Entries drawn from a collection

______________________________

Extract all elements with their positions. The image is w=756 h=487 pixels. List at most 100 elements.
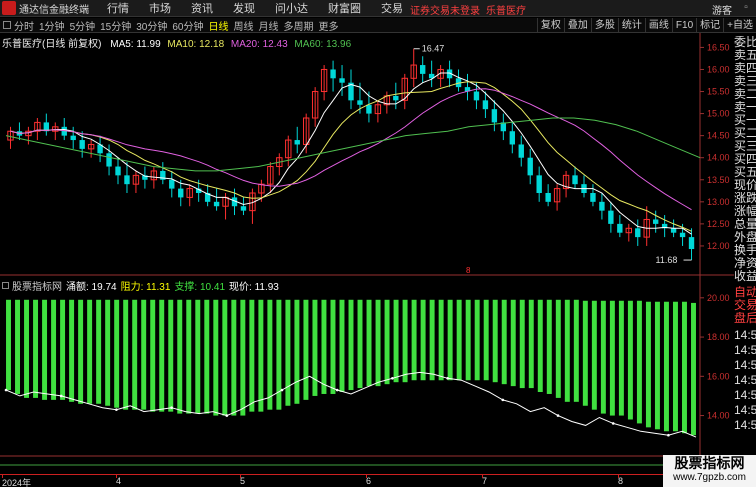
overlay-button[interactable]: 叠加 [563, 18, 591, 33]
menu-item-assistant[interactable]: 问小达 [275, 0, 308, 16]
menu-item-trade[interactable]: 交易 [381, 0, 403, 16]
indicator-bar [231, 299, 237, 416]
indicator-bar [348, 299, 354, 391]
indicator-bar [168, 299, 174, 412]
indicator-settings-icon[interactable] [2, 282, 9, 289]
price-tick-label: 14.00 [707, 153, 730, 163]
event-marker-icon: 8 [466, 266, 471, 275]
menu-item-wealth[interactable]: 财富圈 [328, 0, 361, 16]
indicator-bar [384, 299, 390, 385]
candle-body [393, 95, 399, 101]
date-tick-label: 2024年 [2, 478, 32, 487]
indicator-bar [663, 301, 669, 432]
candle-body [688, 237, 695, 250]
statistics-button[interactable]: 统计 [617, 18, 645, 33]
price-tick-label: 13.00 [707, 197, 730, 207]
candle-body [79, 140, 85, 149]
indicator-value-volume: 涌额: 19.74 [66, 282, 117, 293]
menu-item-exchange[interactable]: 市场 [149, 0, 171, 16]
minimize-icon[interactable]: ▫ [740, 2, 752, 14]
candle-body [473, 91, 480, 101]
candle-body [590, 193, 596, 202]
tab-multi-period[interactable]: 多周期 [284, 18, 314, 33]
tab-weekly[interactable]: 周线 [234, 18, 254, 33]
tab-monthly[interactable]: 月线 [259, 18, 279, 33]
menu-item-discover[interactable]: 发现 [233, 0, 255, 16]
indicator-bar [177, 299, 183, 414]
period-toolbar: 分时 1分钟 5分钟 15分钟 30分钟 60分钟 日线 周线 月线 多周期 更… [0, 18, 756, 33]
candle-body [491, 109, 498, 123]
indicator-bar [258, 299, 264, 412]
indicator-bar [555, 299, 561, 398]
indicator-price-dot [170, 406, 173, 410]
candle-body [240, 206, 247, 211]
indicator-price-dot [391, 376, 394, 380]
date-tick-mark [618, 474, 619, 478]
indicator-bar [420, 299, 426, 381]
candle-body [635, 228, 641, 238]
menu-item-news[interactable]: 资讯 [191, 0, 213, 16]
price-tick-label: 12.00 [707, 241, 730, 251]
date-tick-mark [240, 474, 241, 478]
price-tick-label: 15.00 [707, 109, 730, 119]
broker-login-status[interactable]: 证券交易未登录 乐普医疗 [410, 2, 526, 17]
tab-daily[interactable]: 日线 [209, 18, 229, 33]
indicator-price-dot [667, 433, 670, 437]
guest-user-label[interactable]: 游客 [712, 2, 732, 17]
date-axis: 2024年 4 5 6 7 8 [0, 474, 700, 487]
candle-body [617, 223, 623, 233]
side-panel-label: 14:56 [734, 329, 756, 342]
indicator-bar [132, 299, 138, 410]
multi-stock-button[interactable]: 多股 [590, 18, 618, 33]
stock-title: 乐普医疗(日线 前复权) [2, 39, 102, 50]
candle-body [670, 228, 677, 233]
toolbar-toggle-icon[interactable] [3, 21, 11, 29]
indicator-bar [285, 299, 291, 406]
f10-button[interactable]: F10 [671, 18, 696, 33]
indicator-bar [267, 299, 273, 410]
mark-button[interactable]: 标记 [696, 18, 723, 33]
restore-rights-button[interactable]: 复权 [536, 18, 564, 33]
menu-item-market[interactable]: 行情 [107, 0, 129, 16]
ma60-label: MA60: 13.96 [294, 39, 352, 50]
indicator-name[interactable]: 股票指标网 [12, 278, 62, 293]
candle-body [679, 232, 686, 238]
date-tick-mark [2, 474, 3, 478]
side-panel-label: 交易 [734, 299, 756, 312]
watermark-title: 股票指标网 [674, 455, 745, 471]
side-panel-label: 买三 [734, 140, 756, 153]
tab-15min[interactable]: 15分钟 [100, 18, 131, 33]
indicator-bar [375, 299, 381, 387]
indicator-bar [123, 299, 129, 410]
tab-more[interactable]: 更多 [319, 18, 339, 33]
tab-1min[interactable]: 1分钟 [39, 18, 65, 33]
indicator-bar [294, 299, 300, 404]
candle-body [366, 104, 372, 114]
side-panel-label: 买一 [734, 114, 756, 127]
indicator-bar [303, 299, 309, 400]
indicator-bar [213, 299, 219, 416]
add-watchlist-button[interactable]: +自选 [723, 18, 756, 33]
indicator-bar [474, 299, 480, 381]
side-panel-label: 委比 [734, 36, 756, 49]
indicator-bar [465, 299, 471, 381]
indicator-bar [672, 301, 678, 432]
indicator-bar [411, 299, 417, 381]
kline-chart[interactable]: 16.50 16.00 15.50 15.00 14.50 14.00 13.50 13.00… [0, 33, 734, 474]
indicator-bar [582, 300, 588, 406]
main-chart-header: 乐普医疗(日线 前复权) MA5: 11.99 MA10: 12.18 MA20… [2, 35, 351, 50]
draw-line-button[interactable]: 画线 [644, 18, 672, 33]
indicator-bar [159, 299, 165, 412]
indicator-tick-label: 16.00 [707, 371, 730, 381]
tab-60min[interactable]: 60分钟 [172, 18, 203, 33]
indicator-bar [330, 299, 336, 394]
candle-body [527, 157, 533, 176]
tab-5min[interactable]: 5分钟 [70, 18, 96, 33]
indicator-bar [627, 300, 633, 420]
tab-timeshare[interactable]: 分时 [14, 18, 34, 33]
tab-30min[interactable]: 30分钟 [136, 18, 167, 33]
indicator-bar [204, 299, 210, 414]
side-panel-label: 收益 [734, 270, 756, 283]
indicator-bar [249, 299, 255, 412]
indicator-bar [429, 299, 435, 381]
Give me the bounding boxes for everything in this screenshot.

______________________________

Pull out each line of the records that contains the string "multi". Uppercase and lowercase letters must match.

**Solution for this task:**
tab-multi-period[interactable]: 多周期 [284, 18, 314, 33]
multi-stock-button[interactable]: 多股 [590, 18, 618, 33]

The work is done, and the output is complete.